Task brief:
Here are some records; return them all exactly.
>> Begin
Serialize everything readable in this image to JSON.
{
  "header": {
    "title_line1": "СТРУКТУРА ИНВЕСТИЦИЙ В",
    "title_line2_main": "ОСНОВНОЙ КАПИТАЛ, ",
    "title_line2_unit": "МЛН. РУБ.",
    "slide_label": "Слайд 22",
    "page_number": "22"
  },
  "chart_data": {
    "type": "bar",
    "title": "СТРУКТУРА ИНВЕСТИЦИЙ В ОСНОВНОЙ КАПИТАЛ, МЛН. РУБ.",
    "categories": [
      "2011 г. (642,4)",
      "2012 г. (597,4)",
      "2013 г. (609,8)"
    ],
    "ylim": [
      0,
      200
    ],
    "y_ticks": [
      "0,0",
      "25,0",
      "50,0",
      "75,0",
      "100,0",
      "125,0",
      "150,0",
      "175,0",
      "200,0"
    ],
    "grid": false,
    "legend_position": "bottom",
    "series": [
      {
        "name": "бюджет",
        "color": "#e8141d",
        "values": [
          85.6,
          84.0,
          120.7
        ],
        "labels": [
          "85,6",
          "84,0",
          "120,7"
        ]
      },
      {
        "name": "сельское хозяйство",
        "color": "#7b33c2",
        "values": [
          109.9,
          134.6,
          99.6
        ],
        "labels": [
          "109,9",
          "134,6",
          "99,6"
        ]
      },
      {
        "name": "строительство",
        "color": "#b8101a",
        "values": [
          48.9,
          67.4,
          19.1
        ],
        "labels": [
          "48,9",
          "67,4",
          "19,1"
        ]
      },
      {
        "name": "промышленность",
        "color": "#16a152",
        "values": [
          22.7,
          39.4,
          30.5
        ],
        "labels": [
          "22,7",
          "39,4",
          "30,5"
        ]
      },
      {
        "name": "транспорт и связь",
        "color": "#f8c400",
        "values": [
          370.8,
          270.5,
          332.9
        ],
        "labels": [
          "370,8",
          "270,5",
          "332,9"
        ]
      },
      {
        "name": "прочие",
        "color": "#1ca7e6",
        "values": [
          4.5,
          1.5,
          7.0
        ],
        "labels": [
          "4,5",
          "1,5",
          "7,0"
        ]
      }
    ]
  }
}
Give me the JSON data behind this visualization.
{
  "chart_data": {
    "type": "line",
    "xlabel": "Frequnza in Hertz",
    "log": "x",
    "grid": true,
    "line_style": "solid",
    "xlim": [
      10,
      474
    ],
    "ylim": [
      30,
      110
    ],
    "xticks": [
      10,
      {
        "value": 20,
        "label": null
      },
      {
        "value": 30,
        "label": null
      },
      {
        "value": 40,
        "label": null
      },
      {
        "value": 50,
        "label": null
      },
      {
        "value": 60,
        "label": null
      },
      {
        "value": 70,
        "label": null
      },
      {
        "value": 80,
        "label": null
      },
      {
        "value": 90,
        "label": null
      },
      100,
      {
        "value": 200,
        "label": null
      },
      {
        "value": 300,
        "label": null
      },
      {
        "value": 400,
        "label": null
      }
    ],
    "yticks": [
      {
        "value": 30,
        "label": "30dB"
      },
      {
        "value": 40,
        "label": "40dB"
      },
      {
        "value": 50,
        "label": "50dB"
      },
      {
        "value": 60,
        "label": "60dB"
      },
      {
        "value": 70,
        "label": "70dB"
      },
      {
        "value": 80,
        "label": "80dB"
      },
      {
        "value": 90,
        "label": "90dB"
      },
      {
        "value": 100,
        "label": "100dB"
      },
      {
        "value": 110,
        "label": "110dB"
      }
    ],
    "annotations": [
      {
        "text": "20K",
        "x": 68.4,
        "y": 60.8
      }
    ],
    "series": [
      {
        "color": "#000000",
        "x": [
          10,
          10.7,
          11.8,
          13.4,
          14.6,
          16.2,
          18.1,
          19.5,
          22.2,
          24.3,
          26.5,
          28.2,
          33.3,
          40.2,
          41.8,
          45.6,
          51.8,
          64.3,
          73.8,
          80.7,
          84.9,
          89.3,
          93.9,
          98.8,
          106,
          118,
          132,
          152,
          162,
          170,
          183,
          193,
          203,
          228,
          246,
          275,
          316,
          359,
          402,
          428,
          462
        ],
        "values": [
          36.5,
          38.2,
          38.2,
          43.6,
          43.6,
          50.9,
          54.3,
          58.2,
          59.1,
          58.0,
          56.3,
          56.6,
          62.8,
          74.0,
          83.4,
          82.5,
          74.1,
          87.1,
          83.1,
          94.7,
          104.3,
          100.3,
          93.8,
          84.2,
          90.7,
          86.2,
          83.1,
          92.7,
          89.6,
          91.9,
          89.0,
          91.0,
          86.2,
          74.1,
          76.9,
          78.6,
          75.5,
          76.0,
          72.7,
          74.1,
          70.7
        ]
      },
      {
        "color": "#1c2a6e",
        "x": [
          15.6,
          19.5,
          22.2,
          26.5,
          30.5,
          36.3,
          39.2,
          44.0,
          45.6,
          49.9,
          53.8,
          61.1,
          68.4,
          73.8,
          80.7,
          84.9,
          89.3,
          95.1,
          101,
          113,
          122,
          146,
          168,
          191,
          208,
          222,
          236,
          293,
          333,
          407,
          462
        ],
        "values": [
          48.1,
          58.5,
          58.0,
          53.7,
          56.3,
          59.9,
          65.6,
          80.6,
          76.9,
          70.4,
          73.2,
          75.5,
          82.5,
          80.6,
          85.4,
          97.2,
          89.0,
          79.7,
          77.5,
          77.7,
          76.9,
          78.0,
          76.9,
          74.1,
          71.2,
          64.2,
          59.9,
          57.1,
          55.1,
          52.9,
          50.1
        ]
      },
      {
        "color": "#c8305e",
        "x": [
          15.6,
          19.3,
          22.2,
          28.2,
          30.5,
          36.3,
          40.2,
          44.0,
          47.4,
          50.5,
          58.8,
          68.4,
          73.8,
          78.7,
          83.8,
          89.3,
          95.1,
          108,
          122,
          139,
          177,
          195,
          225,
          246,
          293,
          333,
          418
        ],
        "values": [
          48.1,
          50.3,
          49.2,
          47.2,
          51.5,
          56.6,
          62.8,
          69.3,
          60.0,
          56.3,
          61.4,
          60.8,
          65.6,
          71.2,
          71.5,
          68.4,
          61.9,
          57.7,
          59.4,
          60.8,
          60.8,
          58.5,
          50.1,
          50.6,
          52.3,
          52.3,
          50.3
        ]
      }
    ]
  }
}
>> End
Correct answer:
Serialize everything readable in this image to JSON.
{
  "header": {
    "title_line1": "СТРУКТУРА ИНВЕСТИЦИЙ В",
    "title_line2_main": "ОСНОВНОЙ КАПИТАЛ, ",
    "title_line2_unit": "МЛН. РУБ.",
    "slide_label": "Слайд 22",
    "page_number": "22"
  },
  "chart_data": {
    "type": "bar",
    "title": "СТРУКТУРА ИНВЕСТИЦИЙ В ОСНОВНОЙ КАПИТАЛ, МЛН. РУБ.",
    "categories": [
      "2011 г. (642,4)",
      "2012 г. (597,4)",
      "2013 г. (609,8)"
    ],
    "ylim": [
      0,
      200
    ],
    "y_ticks": [
      "0,0",
      "25,0",
      "50,0",
      "75,0",
      "100,0",
      "125,0",
      "150,0",
      "175,0",
      "200,0"
    ],
    "grid": false,
    "legend_position": "bottom",
    "series": [
      {
        "name": "бюджет",
        "color": "#e8141d",
        "values": [
          85.6,
          84.0,
          120.7
        ],
        "labels": [
          "85,6",
          "84,0",
          "120,7"
        ]
      },
      {
        "name": "сельское хозяйство",
        "color": "#7b33c2",
        "values": [
          109.9,
          134.6,
          99.6
        ],
        "labels": [
          "109,9",
          "134,6",
          "99,6"
        ]
      },
      {
        "name": "строительство",
        "color": "#b8101a",
        "values": [
          48.9,
          67.4,
          19.1
        ],
        "labels": [
          "48,9",
          "67,4",
          "19,1"
        ]
      },
      {
        "name": "промышленность",
        "color": "#16a152",
        "values": [
          22.7,
          39.4,
          30.5
        ],
        "labels": [
          "22,7",
          "39,4",
          "30,5"
        ]
      },
      {
        "name": "транспорт и связь",
        "color": "#f8c400",
        "values": [
          370.8,
          270.5,
          332.9
        ],
        "labels": [
          "370,8",
          "270,5",
          "332,9"
        ]
      },
      {
        "name": "прочие",
        "color": "#1ca7e6",
        "values": [
          4.5,
          1.5,
          7.0
        ],
        "labels": [
          "4,5",
          "1,5",
          "7,0"
        ]
      }
    ]
  }
}
Give me the JSON data behind this visualization.
{
  "chart_data": {
    "type": "line",
    "xlabel": "Frequnza in Hertz",
    "log": "x",
    "grid": true,
    "line_style": "solid",
    "xlim": [
      10,
      474
    ],
    "ylim": [
      30,
      110
    ],
    "xticks": [
      10,
      {
        "value": 20,
        "label": null
      },
      {
        "value": 30,
        "label": null
      },
      {
        "value": 40,
        "label": null
      },
      {
        "value": 50,
        "label": null
      },
      {
        "value": 60,
        "label": null
      },
      {
        "value": 70,
        "label": null
      },
      {
        "value": 80,
        "label": null
      },
      {
        "value": 90,
        "label": null
      },
      100,
      {
        "value": 200,
        "label": null
      },
      {
        "value": 300,
        "label": null
      },
      {
        "value": 400,
        "label": null
      }
    ],
    "yticks": [
      {
        "value": 30,
        "label": "30dB"
      },
      {
        "value": 40,
        "label": "40dB"
      },
      {
        "value": 50,
        "label": "50dB"
      },
      {
        "value": 60,
        "label": "60dB"
      },
      {
        "value": 70,
        "label": "70dB"
      },
      {
        "value": 80,
        "label": "80dB"
      },
      {
        "value": 90,
        "label": "90dB"
      },
      {
        "value": 100,
        "label": "100dB"
      },
      {
        "value": 110,
        "label": "110dB"
      }
    ],
    "annotations": [
      {
        "text": "20K",
        "x": 68.4,
        "y": 60.8
      }
    ],
    "series": [
      {
        "color": "#000000",
        "x": [
          10,
          10.7,
          11.8,
          13.4,
          14.6,
          16.2,
          18.1,
          19.5,
          22.2,
          24.3,
          26.5,
          28.2,
          33.3,
          40.2,
          41.8,
          45.6,
          51.8,
          64.3,
          73.8,
          80.7,
          84.9,
          89.3,
          93.9,
          98.8,
          106,
          118,
          132,
          152,
          162,
          170,
          183,
          193,
          203,
          228,
          246,
          275,
          316,
          359,
          402,
          428,
          462
        ],
        "values": [
          36.5,
          38.2,
          38.2,
          43.6,
          43.6,
          50.9,
          54.3,
          58.2,
          59.1,
          58.0,
          56.3,
          56.6,
          62.8,
          74.0,
          83.4,
          82.5,
          74.1,
          87.1,
          83.1,
          94.7,
          104.3,
          100.3,
          93.8,
          84.2,
          90.7,
          86.2,
          83.1,
          92.7,
          89.6,
          91.9,
          89.0,
          91.0,
          86.2,
          74.1,
          76.9,
          78.6,
          75.5,
          76.0,
          72.7,
          74.1,
          70.7
        ]
      },
      {
        "color": "#1c2a6e",
        "x": [
          15.6,
          19.5,
          22.2,
          26.5,
          30.5,
          36.3,
          39.2,
          44.0,
          45.6,
          49.9,
          53.8,
          61.1,
          68.4,
          73.8,
          80.7,
          84.9,
          89.3,
          95.1,
          101,
          113,
          122,
          146,
          168,
          191,
          208,
          222,
          236,
          293,
          333,
          407,
          462
        ],
        "values": [
          48.1,
          58.5,
          58.0,
          53.7,
          56.3,
          59.9,
          65.6,
          80.6,
          76.9,
          70.4,
          73.2,
          75.5,
          82.5,
          80.6,
          85.4,
          97.2,
          89.0,
          79.7,
          77.5,
          77.7,
          76.9,
          78.0,
          76.9,
          74.1,
          71.2,
          64.2,
          59.9,
          57.1,
          55.1,
          52.9,
          50.1
        ]
      },
      {
        "color": "#c8305e",
        "x": [
          15.6,
          19.3,
          22.2,
          28.2,
          30.5,
          36.3,
          40.2,
          44.0,
          47.4,
          50.5,
          58.8,
          68.4,
          73.8,
          78.7,
          83.8,
          89.3,
          95.1,
          108,
          122,
          139,
          177,
          195,
          225,
          246,
          293,
          333,
          418
        ],
        "values": [
          48.1,
          50.3,
          49.2,
          47.2,
          51.5,
          56.6,
          62.8,
          69.3,
          60.0,
          56.3,
          61.4,
          60.8,
          65.6,
          71.2,
          71.5,
          68.4,
          61.9,
          57.7,
          59.4,
          60.8,
          60.8,
          58.5,
          50.1,
          50.6,
          52.3,
          52.3,
          50.3
        ]
      }
    ]
  }
}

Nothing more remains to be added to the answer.